→ DO THIS
Below are the records; reproduce all of them exactly but without any images.

Data entries
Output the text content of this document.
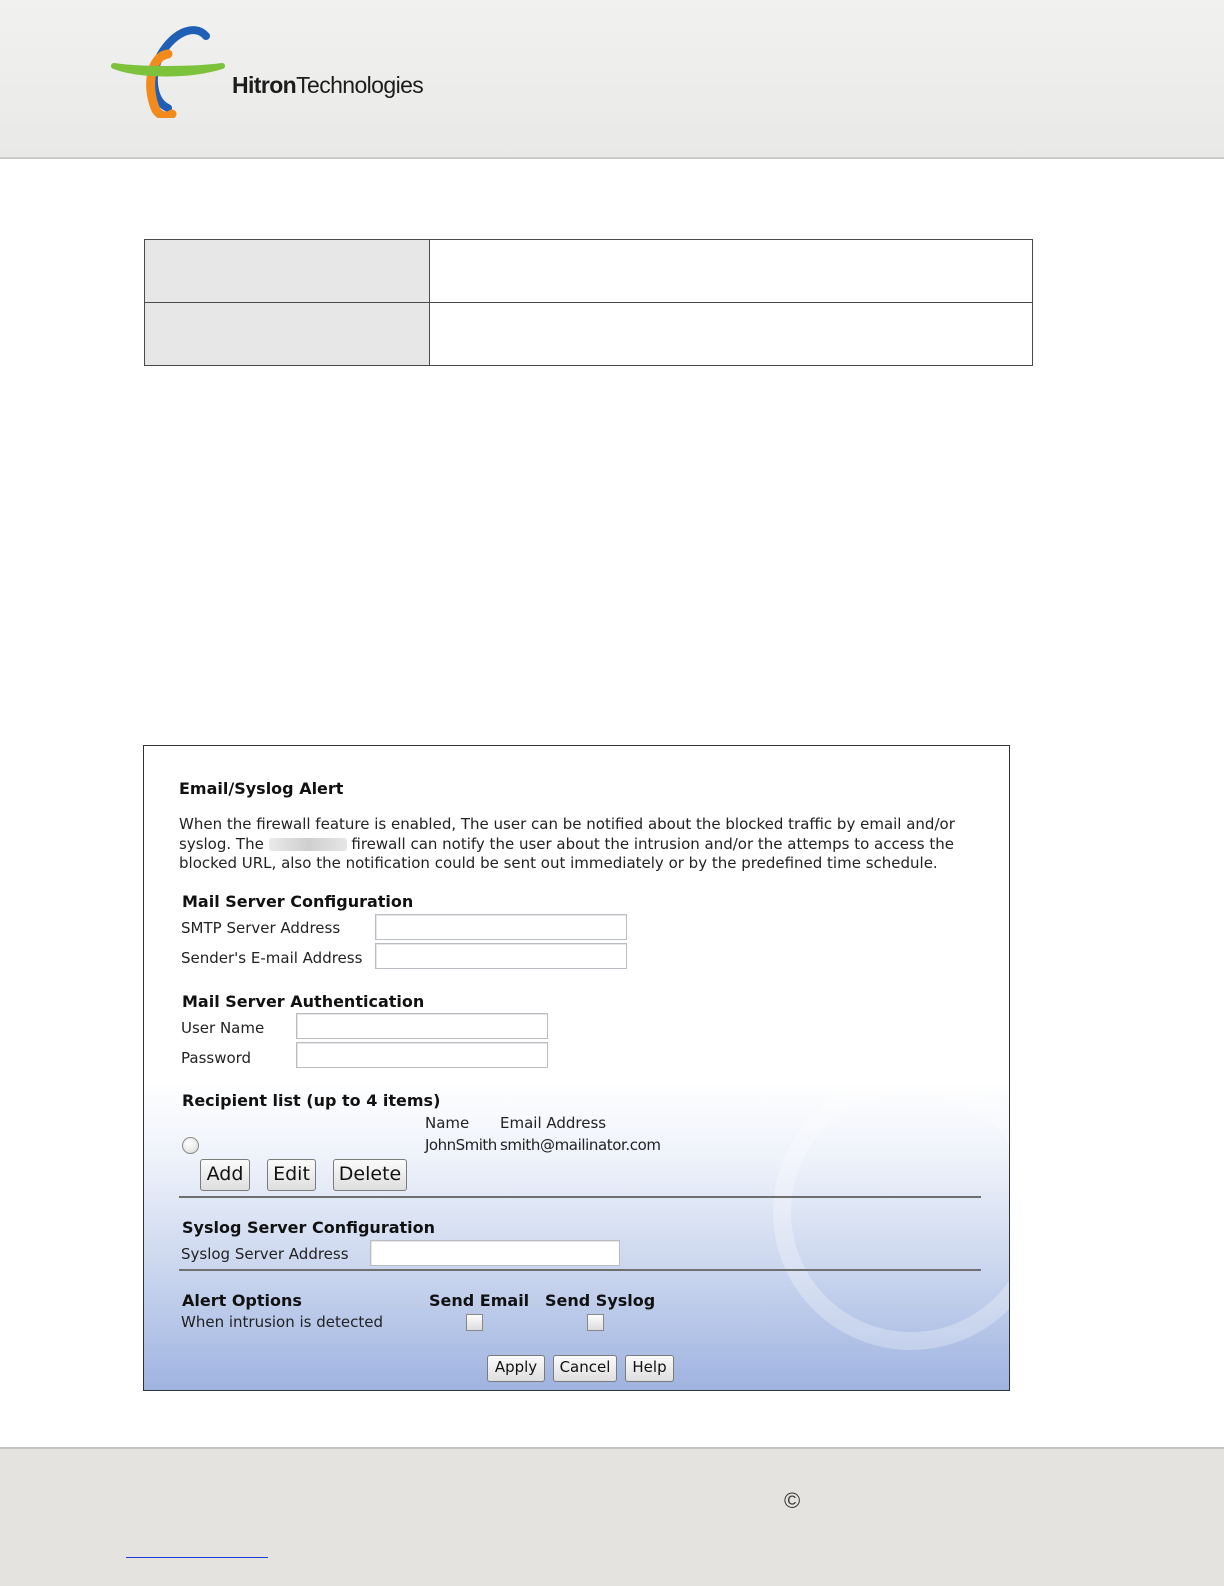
HitronTechnologies

Email/Syslog Alert
When the firewall feature is enabled, The user can be notified about the blocked traffic by email and/or syslog. The	firewall can notify the user about the intrusion and/or the attemps to access the blocked URL, also the notification could be sent out immediately or by the predefined time schedule.
Mail Server Configuration
SMTP Server Address
Sender's E-mail Address
Mail Server Authentication
User Name
Password
Recipient list (up to 4 items)
Name Email Address
JohnSmith smith@mailinator.com
Add	Edit	Delete
Syslog Server Configuration
Syslog Server Address
Alert Options	Send Email Send Syslog
When intrusion is detected
Apply	Cancel	Help
©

→ RESPONSE TO THE EXERCISE
Output the text content of this document.
HitronTechnologies

Email/Syslog Alert
When the firewall feature is enabled, The user can be notified about the blocked traffic by email and/or syslog. The	firewall can notify the user about the intrusion and/or the attemps to access the blocked URL, also the notification could be sent out immediately or by the predefined time schedule.
Mail Server Configuration
SMTP Server Address
Sender's E-mail Address
Mail Server Authentication
User Name
Password
Recipient list (up to 4 items)
Name Email Address
JohnSmith smith@mailinator.com
Add	Edit	Delete
Syslog Server Configuration
Syslog Server Address
Alert Options	Send Email Send Syslog
When intrusion is detected
Apply	Cancel	Help
©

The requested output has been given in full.